• Work to be completed: Will you give the material below again, every line exactly as it is?

• Raw records:

--- BEGIN ---

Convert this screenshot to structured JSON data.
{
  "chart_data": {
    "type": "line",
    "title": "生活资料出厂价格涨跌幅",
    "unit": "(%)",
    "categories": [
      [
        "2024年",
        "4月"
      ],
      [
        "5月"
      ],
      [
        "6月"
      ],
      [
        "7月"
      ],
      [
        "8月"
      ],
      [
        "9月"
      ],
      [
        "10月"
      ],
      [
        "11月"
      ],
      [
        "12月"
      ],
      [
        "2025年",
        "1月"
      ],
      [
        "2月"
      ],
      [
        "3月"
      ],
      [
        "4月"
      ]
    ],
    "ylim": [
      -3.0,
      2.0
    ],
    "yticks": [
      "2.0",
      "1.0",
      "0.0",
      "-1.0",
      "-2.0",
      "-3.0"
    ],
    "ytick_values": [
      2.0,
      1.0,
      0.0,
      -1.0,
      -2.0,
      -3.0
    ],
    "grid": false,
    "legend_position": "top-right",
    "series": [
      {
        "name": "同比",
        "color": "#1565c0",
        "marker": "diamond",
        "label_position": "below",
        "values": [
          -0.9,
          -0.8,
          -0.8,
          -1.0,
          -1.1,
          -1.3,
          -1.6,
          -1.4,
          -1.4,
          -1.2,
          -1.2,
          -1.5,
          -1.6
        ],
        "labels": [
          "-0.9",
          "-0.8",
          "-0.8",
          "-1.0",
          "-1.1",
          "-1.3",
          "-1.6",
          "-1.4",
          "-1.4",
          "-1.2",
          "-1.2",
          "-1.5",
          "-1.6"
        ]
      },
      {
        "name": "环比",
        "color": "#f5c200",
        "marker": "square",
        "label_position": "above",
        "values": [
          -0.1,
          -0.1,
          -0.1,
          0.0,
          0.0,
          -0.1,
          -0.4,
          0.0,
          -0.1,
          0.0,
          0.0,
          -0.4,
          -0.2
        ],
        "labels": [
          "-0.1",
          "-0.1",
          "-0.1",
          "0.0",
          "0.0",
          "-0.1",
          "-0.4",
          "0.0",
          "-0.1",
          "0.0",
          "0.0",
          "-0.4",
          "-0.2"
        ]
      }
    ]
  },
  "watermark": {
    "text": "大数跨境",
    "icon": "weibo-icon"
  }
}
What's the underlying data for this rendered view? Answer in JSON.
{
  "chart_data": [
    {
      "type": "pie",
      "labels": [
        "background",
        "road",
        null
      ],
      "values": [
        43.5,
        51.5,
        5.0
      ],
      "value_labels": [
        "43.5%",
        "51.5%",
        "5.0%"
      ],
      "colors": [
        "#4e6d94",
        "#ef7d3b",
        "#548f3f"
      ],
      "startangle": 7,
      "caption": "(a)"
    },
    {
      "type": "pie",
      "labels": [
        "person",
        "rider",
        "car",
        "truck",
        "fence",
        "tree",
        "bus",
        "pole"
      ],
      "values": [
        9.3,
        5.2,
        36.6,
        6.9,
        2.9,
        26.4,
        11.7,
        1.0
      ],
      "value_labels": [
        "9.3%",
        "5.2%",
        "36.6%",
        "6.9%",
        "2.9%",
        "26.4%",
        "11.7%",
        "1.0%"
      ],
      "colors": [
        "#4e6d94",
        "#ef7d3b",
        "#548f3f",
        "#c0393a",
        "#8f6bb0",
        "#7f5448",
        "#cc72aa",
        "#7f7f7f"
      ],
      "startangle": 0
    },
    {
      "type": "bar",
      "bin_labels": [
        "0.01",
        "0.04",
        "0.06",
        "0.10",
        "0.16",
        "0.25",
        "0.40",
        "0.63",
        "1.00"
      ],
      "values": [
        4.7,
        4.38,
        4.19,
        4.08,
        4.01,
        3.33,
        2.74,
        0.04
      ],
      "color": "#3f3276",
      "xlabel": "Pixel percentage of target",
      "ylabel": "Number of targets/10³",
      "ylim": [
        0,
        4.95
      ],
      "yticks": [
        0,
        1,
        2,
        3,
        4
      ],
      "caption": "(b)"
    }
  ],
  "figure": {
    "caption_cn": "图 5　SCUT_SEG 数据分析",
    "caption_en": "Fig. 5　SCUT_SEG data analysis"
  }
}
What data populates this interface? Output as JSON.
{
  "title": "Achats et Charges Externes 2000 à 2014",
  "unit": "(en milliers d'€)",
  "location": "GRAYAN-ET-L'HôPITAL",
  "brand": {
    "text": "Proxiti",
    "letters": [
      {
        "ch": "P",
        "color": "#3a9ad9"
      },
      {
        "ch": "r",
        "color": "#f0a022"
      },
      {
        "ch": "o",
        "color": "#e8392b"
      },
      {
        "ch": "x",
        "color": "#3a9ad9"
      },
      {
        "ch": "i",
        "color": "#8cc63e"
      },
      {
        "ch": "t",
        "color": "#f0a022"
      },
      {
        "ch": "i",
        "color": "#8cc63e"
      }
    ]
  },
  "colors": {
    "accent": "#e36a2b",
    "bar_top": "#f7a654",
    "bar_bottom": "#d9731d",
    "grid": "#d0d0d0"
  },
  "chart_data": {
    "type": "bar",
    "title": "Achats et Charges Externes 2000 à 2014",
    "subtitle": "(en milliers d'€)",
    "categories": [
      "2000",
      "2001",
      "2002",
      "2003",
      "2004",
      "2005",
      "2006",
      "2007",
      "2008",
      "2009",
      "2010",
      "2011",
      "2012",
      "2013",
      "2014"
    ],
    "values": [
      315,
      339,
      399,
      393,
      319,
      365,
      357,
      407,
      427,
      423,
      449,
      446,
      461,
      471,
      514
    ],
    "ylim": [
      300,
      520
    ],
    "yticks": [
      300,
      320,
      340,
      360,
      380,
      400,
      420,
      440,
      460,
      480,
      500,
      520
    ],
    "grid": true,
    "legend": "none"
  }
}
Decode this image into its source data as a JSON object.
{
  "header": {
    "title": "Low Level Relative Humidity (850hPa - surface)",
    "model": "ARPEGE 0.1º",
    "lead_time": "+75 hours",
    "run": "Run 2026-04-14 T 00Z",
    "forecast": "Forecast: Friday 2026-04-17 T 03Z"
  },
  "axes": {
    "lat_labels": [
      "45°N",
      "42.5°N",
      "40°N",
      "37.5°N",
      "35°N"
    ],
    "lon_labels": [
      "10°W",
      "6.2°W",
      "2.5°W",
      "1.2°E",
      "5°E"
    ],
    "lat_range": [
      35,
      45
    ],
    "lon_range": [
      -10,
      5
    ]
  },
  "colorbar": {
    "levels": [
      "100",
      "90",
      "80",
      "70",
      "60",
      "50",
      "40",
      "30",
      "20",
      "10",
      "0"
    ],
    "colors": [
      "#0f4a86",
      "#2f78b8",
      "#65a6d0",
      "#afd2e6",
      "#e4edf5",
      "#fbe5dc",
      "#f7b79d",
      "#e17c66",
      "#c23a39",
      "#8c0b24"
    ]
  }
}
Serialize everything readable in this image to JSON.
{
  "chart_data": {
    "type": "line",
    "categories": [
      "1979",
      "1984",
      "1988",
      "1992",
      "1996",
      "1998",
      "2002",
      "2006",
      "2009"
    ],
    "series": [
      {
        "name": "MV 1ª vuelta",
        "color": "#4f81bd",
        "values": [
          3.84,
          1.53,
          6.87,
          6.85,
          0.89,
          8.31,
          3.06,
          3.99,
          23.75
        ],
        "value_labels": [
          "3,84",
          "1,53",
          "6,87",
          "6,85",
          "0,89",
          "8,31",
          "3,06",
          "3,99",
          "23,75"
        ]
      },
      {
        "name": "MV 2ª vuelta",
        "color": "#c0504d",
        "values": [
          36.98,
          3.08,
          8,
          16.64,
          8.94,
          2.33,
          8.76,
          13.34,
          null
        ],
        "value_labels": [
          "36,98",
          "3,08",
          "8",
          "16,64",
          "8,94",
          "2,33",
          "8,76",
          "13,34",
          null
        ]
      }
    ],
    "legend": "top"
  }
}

--- END ---

• The completed task:
Convert this screenshot to structured JSON data.
{
  "chart_data": {
    "type": "line",
    "title": "生活资料出厂价格涨跌幅",
    "unit": "(%)",
    "categories": [
      [
        "2024年",
        "4月"
      ],
      [
        "5月"
      ],
      [
        "6月"
      ],
      [
        "7月"
      ],
      [
        "8月"
      ],
      [
        "9月"
      ],
      [
        "10月"
      ],
      [
        "11月"
      ],
      [
        "12月"
      ],
      [
        "2025年",
        "1月"
      ],
      [
        "2月"
      ],
      [
        "3月"
      ],
      [
        "4月"
      ]
    ],
    "ylim": [
      -3.0,
      2.0
    ],
    "yticks": [
      "2.0",
      "1.0",
      "0.0",
      "-1.0",
      "-2.0",
      "-3.0"
    ],
    "ytick_values": [
      2.0,
      1.0,
      0.0,
      -1.0,
      -2.0,
      -3.0
    ],
    "grid": false,
    "legend_position": "top-right",
    "series": [
      {
        "name": "同比",
        "color": "#1565c0",
        "marker": "diamond",
        "label_position": "below",
        "values": [
          -0.9,
          -0.8,
          -0.8,
          -1.0,
          -1.1,
          -1.3,
          -1.6,
          -1.4,
          -1.4,
          -1.2,
          -1.2,
          -1.5,
          -1.6
        ],
        "labels": [
          "-0.9",
          "-0.8",
          "-0.8",
          "-1.0",
          "-1.1",
          "-1.3",
          "-1.6",
          "-1.4",
          "-1.4",
          "-1.2",
          "-1.2",
          "-1.5",
          "-1.6"
        ]
      },
      {
        "name": "环比",
        "color": "#f5c200",
        "marker": "square",
        "label_position": "above",
        "values": [
          -0.1,
          -0.1,
          -0.1,
          0.0,
          0.0,
          -0.1,
          -0.4,
          0.0,
          -0.1,
          0.0,
          0.0,
          -0.4,
          -0.2
        ],
        "labels": [
          "-0.1",
          "-0.1",
          "-0.1",
          "0.0",
          "0.0",
          "-0.1",
          "-0.4",
          "0.0",
          "-0.1",
          "0.0",
          "0.0",
          "-0.4",
          "-0.2"
        ]
      }
    ]
  },
  "watermark": {
    "text": "大数跨境",
    "icon": "weibo-icon"
  }
}
What's the underlying data for this rendered view? Answer in JSON.
{
  "chart_data": [
    {
      "type": "pie",
      "labels": [
        "background",
        "road",
        null
      ],
      "values": [
        43.5,
        51.5,
        5.0
      ],
      "value_labels": [
        "43.5%",
        "51.5%",
        "5.0%"
      ],
      "colors": [
        "#4e6d94",
        "#ef7d3b",
        "#548f3f"
      ],
      "startangle": 7,
      "caption": "(a)"
    },
    {
      "type": "pie",
      "labels": [
        "person",
        "rider",
        "car",
        "truck",
        "fence",
        "tree",
        "bus",
        "pole"
      ],
      "values": [
        9.3,
        5.2,
        36.6,
        6.9,
        2.9,
        26.4,
        11.7,
        1.0
      ],
      "value_labels": [
        "9.3%",
        "5.2%",
        "36.6%",
        "6.9%",
        "2.9%",
        "26.4%",
        "11.7%",
        "1.0%"
      ],
      "colors": [
        "#4e6d94",
        "#ef7d3b",
        "#548f3f",
        "#c0393a",
        "#8f6bb0",
        "#7f5448",
        "#cc72aa",
        "#7f7f7f"
      ],
      "startangle": 0
    },
    {
      "type": "bar",
      "bin_labels": [
        "0.01",
        "0.04",
        "0.06",
        "0.10",
        "0.16",
        "0.25",
        "0.40",
        "0.63",
        "1.00"
      ],
      "values": [
        4.7,
        4.38,
        4.19,
        4.08,
        4.01,
        3.33,
        2.74,
        0.04
      ],
      "color": "#3f3276",
      "xlabel": "Pixel percentage of target",
      "ylabel": "Number of targets/10³",
      "ylim": [
        0,
        4.95
      ],
      "yticks": [
        0,
        1,
        2,
        3,
        4
      ],
      "caption": "(b)"
    }
  ],
  "figure": {
    "caption_cn": "图 5　SCUT_SEG 数据分析",
    "caption_en": "Fig. 5　SCUT_SEG data analysis"
  }
}
What data populates this interface? Output as JSON.
{
  "title": "Achats et Charges Externes 2000 à 2014",
  "unit": "(en milliers d'€)",
  "location": "GRAYAN-ET-L'HôPITAL",
  "brand": {
    "text": "Proxiti",
    "letters": [
      {
        "ch": "P",
        "color": "#3a9ad9"
      },
      {
        "ch": "r",
        "color": "#f0a022"
      },
      {
        "ch": "o",
        "color": "#e8392b"
      },
      {
        "ch": "x",
        "color": "#3a9ad9"
      },
      {
        "ch": "i",
        "color": "#8cc63e"
      },
      {
        "ch": "t",
        "color": "#f0a022"
      },
      {
        "ch": "i",
        "color": "#8cc63e"
      }
    ]
  },
  "colors": {
    "accent": "#e36a2b",
    "bar_top": "#f7a654",
    "bar_bottom": "#d9731d",
    "grid": "#d0d0d0"
  },
  "chart_data": {
    "type": "bar",
    "title": "Achats et Charges Externes 2000 à 2014",
    "subtitle": "(en milliers d'€)",
    "categories": [
      "2000",
      "2001",
      "2002",
      "2003",
      "2004",
      "2005",
      "2006",
      "2007",
      "2008",
      "2009",
      "2010",
      "2011",
      "2012",
      "2013",
      "2014"
    ],
    "values": [
      315,
      339,
      399,
      393,
      319,
      365,
      357,
      407,
      427,
      423,
      449,
      446,
      461,
      471,
      514
    ],
    "ylim": [
      300,
      520
    ],
    "yticks": [
      300,
      320,
      340,
      360,
      380,
      400,
      420,
      440,
      460,
      480,
      500,
      520
    ],
    "grid": true,
    "legend": "none"
  }
}
Decode this image into its source data as a JSON object.
{
  "header": {
    "title": "Low Level Relative Humidity (850hPa - surface)",
    "model": "ARPEGE 0.1º",
    "lead_time": "+75 hours",
    "run": "Run 2026-04-14 T 00Z",
    "forecast": "Forecast: Friday 2026-04-17 T 03Z"
  },
  "axes": {
    "lat_labels": [
      "45°N",
      "42.5°N",
      "40°N",
      "37.5°N",
      "35°N"
    ],
    "lon_labels": [
      "10°W",
      "6.2°W",
      "2.5°W",
      "1.2°E",
      "5°E"
    ],
    "lat_range": [
      35,
      45
    ],
    "lon_range": [
      -10,
      5
    ]
  },
  "colorbar": {
    "levels": [
      "100",
      "90",
      "80",
      "70",
      "60",
      "50",
      "40",
      "30",
      "20",
      "10",
      "0"
    ],
    "colors": [
      "#0f4a86",
      "#2f78b8",
      "#65a6d0",
      "#afd2e6",
      "#e4edf5",
      "#fbe5dc",
      "#f7b79d",
      "#e17c66",
      "#c23a39",
      "#8c0b24"
    ]
  }
}
Serialize everything readable in this image to JSON.
{
  "chart_data": {
    "type": "line",
    "categories": [
      "1979",
      "1984",
      "1988",
      "1992",
      "1996",
      "1998",
      "2002",
      "2006",
      "2009"
    ],
    "series": [
      {
        "name": "MV 1ª vuelta",
        "color": "#4f81bd",
        "values": [
          3.84,
          1.53,
          6.87,
          6.85,
          0.89,
          8.31,
          3.06,
          3.99,
          23.75
        ],
        "value_labels": [
          "3,84",
          "1,53",
          "6,87",
          "6,85",
          "0,89",
          "8,31",
          "3,06",
          "3,99",
          "23,75"
        ]
      },
      {
        "name": "MV 2ª vuelta",
        "color": "#c0504d",
        "values": [
          36.98,
          3.08,
          8,
          16.64,
          8.94,
          2.33,
          8.76,
          13.34,
          null
        ],
        "value_labels": [
          "36,98",
          "3,08",
          "8",
          "16,64",
          "8,94",
          "2,33",
          "8,76",
          "13,34",
          null
        ]
      }
    ],
    "legend": "top"
  }
}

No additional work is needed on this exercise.